- _Records from a collection of figures_
>> START

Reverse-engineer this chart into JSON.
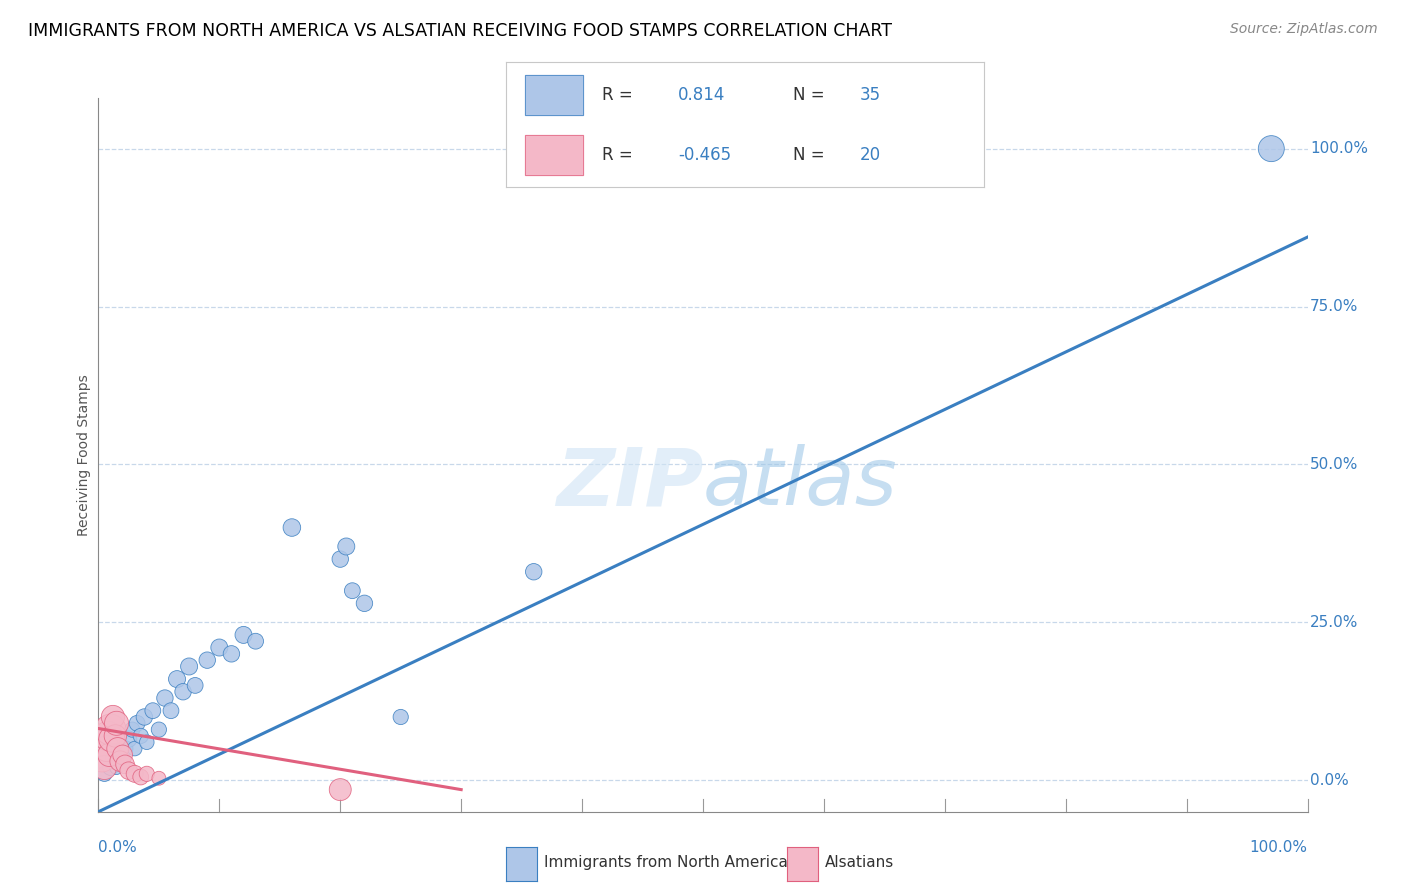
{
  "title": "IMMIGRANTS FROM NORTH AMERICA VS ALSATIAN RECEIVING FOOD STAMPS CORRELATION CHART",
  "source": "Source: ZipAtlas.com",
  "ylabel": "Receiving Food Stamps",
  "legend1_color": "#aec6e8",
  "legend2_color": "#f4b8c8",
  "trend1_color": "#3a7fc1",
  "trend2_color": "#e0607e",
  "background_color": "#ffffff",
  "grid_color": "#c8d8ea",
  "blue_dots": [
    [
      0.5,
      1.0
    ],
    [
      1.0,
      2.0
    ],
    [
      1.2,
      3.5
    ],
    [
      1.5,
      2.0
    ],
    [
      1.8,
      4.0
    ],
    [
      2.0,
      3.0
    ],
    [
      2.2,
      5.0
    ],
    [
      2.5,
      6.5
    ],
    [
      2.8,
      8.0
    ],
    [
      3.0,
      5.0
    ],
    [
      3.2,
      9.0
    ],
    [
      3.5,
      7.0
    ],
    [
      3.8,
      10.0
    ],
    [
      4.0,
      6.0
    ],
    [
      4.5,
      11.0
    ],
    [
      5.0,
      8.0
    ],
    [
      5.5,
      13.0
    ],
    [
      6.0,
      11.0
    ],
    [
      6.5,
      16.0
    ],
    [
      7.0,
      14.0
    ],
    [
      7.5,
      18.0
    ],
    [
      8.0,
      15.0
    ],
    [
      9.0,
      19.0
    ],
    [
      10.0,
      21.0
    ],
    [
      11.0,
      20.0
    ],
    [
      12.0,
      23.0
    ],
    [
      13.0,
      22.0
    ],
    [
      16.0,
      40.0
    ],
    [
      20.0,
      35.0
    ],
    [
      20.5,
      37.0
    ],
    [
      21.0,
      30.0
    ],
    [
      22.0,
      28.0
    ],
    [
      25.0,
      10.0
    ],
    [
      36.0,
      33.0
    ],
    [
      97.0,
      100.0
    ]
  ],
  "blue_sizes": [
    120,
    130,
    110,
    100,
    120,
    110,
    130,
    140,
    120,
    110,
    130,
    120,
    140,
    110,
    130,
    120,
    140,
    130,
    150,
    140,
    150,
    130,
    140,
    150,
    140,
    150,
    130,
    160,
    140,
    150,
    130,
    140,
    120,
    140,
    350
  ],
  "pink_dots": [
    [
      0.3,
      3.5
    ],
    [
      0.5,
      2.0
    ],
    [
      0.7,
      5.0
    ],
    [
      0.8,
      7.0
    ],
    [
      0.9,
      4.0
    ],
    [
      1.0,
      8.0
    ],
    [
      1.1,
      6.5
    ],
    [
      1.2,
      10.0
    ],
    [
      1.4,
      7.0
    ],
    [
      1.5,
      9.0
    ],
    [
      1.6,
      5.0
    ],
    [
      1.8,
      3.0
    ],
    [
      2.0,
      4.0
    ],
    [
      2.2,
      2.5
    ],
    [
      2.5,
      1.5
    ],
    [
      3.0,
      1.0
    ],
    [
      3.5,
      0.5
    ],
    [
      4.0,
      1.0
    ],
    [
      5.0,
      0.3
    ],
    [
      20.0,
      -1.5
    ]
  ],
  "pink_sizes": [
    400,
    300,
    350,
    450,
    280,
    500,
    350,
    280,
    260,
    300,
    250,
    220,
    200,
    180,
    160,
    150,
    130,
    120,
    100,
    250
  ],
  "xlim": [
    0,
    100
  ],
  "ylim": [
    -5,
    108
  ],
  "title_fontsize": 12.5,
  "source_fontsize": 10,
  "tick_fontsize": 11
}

>> END
>> START

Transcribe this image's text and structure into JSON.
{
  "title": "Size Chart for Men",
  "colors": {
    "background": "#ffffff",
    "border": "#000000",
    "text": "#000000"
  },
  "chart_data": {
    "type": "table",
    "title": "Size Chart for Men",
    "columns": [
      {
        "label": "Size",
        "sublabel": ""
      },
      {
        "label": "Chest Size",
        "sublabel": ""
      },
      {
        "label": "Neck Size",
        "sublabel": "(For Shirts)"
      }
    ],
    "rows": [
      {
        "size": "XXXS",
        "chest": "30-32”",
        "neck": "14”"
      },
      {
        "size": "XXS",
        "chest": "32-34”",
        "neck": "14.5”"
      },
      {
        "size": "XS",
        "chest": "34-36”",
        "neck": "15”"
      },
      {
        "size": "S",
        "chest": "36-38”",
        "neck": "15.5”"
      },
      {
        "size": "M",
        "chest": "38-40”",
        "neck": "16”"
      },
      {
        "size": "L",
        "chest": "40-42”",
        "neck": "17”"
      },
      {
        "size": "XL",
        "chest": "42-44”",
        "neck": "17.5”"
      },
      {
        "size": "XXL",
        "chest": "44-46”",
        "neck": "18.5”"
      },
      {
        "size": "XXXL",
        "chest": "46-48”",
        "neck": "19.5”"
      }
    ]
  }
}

>> END

- _GOAL OF THE EXERCISE_
Say how many lines in this listing hold the string "ffffff", giving the count and nothing more.

- _THE SOLUTION_
2